-- BEGIN --
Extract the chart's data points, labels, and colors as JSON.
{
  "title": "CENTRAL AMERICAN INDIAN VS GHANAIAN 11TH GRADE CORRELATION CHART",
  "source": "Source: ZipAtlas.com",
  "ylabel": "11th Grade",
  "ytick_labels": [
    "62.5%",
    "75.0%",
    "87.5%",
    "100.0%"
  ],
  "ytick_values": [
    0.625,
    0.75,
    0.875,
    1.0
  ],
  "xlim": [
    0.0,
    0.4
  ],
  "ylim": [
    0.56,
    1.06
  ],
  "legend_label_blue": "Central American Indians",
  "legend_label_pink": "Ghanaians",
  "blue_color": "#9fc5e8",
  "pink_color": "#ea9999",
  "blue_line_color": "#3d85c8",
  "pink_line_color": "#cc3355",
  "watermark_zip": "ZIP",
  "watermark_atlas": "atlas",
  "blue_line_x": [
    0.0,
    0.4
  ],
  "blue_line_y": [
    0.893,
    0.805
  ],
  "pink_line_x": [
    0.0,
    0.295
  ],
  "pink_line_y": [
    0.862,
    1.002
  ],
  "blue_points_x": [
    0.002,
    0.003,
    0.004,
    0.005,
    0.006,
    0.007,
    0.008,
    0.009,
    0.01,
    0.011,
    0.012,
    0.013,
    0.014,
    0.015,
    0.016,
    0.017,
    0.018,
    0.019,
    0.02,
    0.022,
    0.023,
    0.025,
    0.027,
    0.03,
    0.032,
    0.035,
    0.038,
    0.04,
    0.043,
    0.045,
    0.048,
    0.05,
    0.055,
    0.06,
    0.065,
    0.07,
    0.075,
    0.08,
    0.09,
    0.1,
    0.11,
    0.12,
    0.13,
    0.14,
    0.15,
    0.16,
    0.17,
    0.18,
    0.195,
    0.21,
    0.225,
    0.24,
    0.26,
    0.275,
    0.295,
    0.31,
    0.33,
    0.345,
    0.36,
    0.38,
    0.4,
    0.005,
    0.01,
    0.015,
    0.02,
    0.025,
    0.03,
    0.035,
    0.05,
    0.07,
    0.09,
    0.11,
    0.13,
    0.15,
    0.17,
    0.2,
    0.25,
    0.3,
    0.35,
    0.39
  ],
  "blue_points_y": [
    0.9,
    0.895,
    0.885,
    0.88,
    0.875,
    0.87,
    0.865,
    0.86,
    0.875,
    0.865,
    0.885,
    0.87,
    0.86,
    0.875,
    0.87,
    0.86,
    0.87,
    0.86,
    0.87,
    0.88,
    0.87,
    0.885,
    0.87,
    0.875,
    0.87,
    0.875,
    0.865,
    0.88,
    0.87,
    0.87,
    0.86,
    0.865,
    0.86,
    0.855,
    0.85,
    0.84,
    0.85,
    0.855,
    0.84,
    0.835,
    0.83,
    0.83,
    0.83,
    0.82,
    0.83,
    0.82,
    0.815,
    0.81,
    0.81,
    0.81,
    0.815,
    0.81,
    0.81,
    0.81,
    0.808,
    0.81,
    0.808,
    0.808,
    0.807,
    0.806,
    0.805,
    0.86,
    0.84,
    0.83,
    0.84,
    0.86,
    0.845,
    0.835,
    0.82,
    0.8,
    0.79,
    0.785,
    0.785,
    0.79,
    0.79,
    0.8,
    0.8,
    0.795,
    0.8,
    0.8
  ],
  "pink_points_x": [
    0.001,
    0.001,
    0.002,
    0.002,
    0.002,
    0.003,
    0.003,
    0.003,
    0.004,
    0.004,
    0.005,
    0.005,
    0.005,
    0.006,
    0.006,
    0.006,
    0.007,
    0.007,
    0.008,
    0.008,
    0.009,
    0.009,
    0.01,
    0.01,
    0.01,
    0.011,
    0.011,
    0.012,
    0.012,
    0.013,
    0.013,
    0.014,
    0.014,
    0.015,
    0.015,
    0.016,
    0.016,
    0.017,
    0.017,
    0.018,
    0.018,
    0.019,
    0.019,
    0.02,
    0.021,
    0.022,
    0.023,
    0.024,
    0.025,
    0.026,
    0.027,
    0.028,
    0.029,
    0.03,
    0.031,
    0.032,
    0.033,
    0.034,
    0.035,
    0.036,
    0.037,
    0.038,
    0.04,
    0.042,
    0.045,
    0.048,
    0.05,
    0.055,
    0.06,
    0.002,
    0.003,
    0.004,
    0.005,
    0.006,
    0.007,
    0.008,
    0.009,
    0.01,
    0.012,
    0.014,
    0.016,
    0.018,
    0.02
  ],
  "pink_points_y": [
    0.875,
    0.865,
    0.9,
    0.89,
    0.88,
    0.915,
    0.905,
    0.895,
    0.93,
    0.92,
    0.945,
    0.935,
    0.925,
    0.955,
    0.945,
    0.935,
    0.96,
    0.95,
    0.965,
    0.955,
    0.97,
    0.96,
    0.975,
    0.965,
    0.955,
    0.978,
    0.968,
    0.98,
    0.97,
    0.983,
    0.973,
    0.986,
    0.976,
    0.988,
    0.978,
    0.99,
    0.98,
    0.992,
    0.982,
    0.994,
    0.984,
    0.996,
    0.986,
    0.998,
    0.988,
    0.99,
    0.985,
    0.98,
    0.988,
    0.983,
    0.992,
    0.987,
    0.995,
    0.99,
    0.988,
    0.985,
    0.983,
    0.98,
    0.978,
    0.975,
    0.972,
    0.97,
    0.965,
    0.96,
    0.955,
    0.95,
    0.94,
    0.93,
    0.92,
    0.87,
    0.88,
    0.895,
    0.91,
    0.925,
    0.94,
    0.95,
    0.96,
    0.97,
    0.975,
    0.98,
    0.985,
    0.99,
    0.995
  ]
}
-- END --
## What the task requires
Set every line of the listing down word for word.

## Correct answer
Extract the chart's data points, labels, and colors as JSON.
{
  "title": "CENTRAL AMERICAN INDIAN VS GHANAIAN 11TH GRADE CORRELATION CHART",
  "source": "Source: ZipAtlas.com",
  "ylabel": "11th Grade",
  "ytick_labels": [
    "62.5%",
    "75.0%",
    "87.5%",
    "100.0%"
  ],
  "ytick_values": [
    0.625,
    0.75,
    0.875,
    1.0
  ],
  "xlim": [
    0.0,
    0.4
  ],
  "ylim": [
    0.56,
    1.06
  ],
  "legend_label_blue": "Central American Indians",
  "legend_label_pink": "Ghanaians",
  "blue_color": "#9fc5e8",
  "pink_color": "#ea9999",
  "blue_line_color": "#3d85c8",
  "pink_line_color": "#cc3355",
  "watermark_zip": "ZIP",
  "watermark_atlas": "atlas",
  "blue_line_x": [
    0.0,
    0.4
  ],
  "blue_line_y": [
    0.893,
    0.805
  ],
  "pink_line_x": [
    0.0,
    0.295
  ],
  "pink_line_y": [
    0.862,
    1.002
  ],
  "blue_points_x": [
    0.002,
    0.003,
    0.004,
    0.005,
    0.006,
    0.007,
    0.008,
    0.009,
    0.01,
    0.011,
    0.012,
    0.013,
    0.014,
    0.015,
    0.016,
    0.017,
    0.018,
    0.019,
    0.02,
    0.022,
    0.023,
    0.025,
    0.027,
    0.03,
    0.032,
    0.035,
    0.038,
    0.04,
    0.043,
    0.045,
    0.048,
    0.05,
    0.055,
    0.06,
    0.065,
    0.07,
    0.075,
    0.08,
    0.09,
    0.1,
    0.11,
    0.12,
    0.13,
    0.14,
    0.15,
    0.16,
    0.17,
    0.18,
    0.195,
    0.21,
    0.225,
    0.24,
    0.26,
    0.275,
    0.295,
    0.31,
    0.33,
    0.345,
    0.36,
    0.38,
    0.4,
    0.005,
    0.01,
    0.015,
    0.02,
    0.025,
    0.03,
    0.035,
    0.05,
    0.07,
    0.09,
    0.11,
    0.13,
    0.15,
    0.17,
    0.2,
    0.25,
    0.3,
    0.35,
    0.39
  ],
  "blue_points_y": [
    0.9,
    0.895,
    0.885,
    0.88,
    0.875,
    0.87,
    0.865,
    0.86,
    0.875,
    0.865,
    0.885,
    0.87,
    0.86,
    0.875,
    0.87,
    0.86,
    0.87,
    0.86,
    0.87,
    0.88,
    0.87,
    0.885,
    0.87,
    0.875,
    0.87,
    0.875,
    0.865,
    0.88,
    0.87,
    0.87,
    0.86,
    0.865,
    0.86,
    0.855,
    0.85,
    0.84,
    0.85,
    0.855,
    0.84,
    0.835,
    0.83,
    0.83,
    0.83,
    0.82,
    0.83,
    0.82,
    0.815,
    0.81,
    0.81,
    0.81,
    0.815,
    0.81,
    0.81,
    0.81,
    0.808,
    0.81,
    0.808,
    0.808,
    0.807,
    0.806,
    0.805,
    0.86,
    0.84,
    0.83,
    0.84,
    0.86,
    0.845,
    0.835,
    0.82,
    0.8,
    0.79,
    0.785,
    0.785,
    0.79,
    0.79,
    0.8,
    0.8,
    0.795,
    0.8,
    0.8
  ],
  "pink_points_x": [
    0.001,
    0.001,
    0.002,
    0.002,
    0.002,
    0.003,
    0.003,
    0.003,
    0.004,
    0.004,
    0.005,
    0.005,
    0.005,
    0.006,
    0.006,
    0.006,
    0.007,
    0.007,
    0.008,
    0.008,
    0.009,
    0.009,
    0.01,
    0.01,
    0.01,
    0.011,
    0.011,
    0.012,
    0.012,
    0.013,
    0.013,
    0.014,
    0.014,
    0.015,
    0.015,
    0.016,
    0.016,
    0.017,
    0.017,
    0.018,
    0.018,
    0.019,
    0.019,
    0.02,
    0.021,
    0.022,
    0.023,
    0.024,
    0.025,
    0.026,
    0.027,
    0.028,
    0.029,
    0.03,
    0.031,
    0.032,
    0.033,
    0.034,
    0.035,
    0.036,
    0.037,
    0.038,
    0.04,
    0.042,
    0.045,
    0.048,
    0.05,
    0.055,
    0.06,
    0.002,
    0.003,
    0.004,
    0.005,
    0.006,
    0.007,
    0.008,
    0.009,
    0.01,
    0.012,
    0.014,
    0.016,
    0.018,
    0.02
  ],
  "pink_points_y": [
    0.875,
    0.865,
    0.9,
    0.89,
    0.88,
    0.915,
    0.905,
    0.895,
    0.93,
    0.92,
    0.945,
    0.935,
    0.925,
    0.955,
    0.945,
    0.935,
    0.96,
    0.95,
    0.965,
    0.955,
    0.97,
    0.96,
    0.975,
    0.965,
    0.955,
    0.978,
    0.968,
    0.98,
    0.97,
    0.983,
    0.973,
    0.986,
    0.976,
    0.988,
    0.978,
    0.99,
    0.98,
    0.992,
    0.982,
    0.994,
    0.984,
    0.996,
    0.986,
    0.998,
    0.988,
    0.99,
    0.985,
    0.98,
    0.988,
    0.983,
    0.992,
    0.987,
    0.995,
    0.99,
    0.988,
    0.985,
    0.983,
    0.98,
    0.978,
    0.975,
    0.972,
    0.97,
    0.965,
    0.96,
    0.955,
    0.95,
    0.94,
    0.93,
    0.92,
    0.87,
    0.88,
    0.895,
    0.91,
    0.925,
    0.94,
    0.95,
    0.96,
    0.97,
    0.975,
    0.98,
    0.985,
    0.99,
    0.995
  ]
}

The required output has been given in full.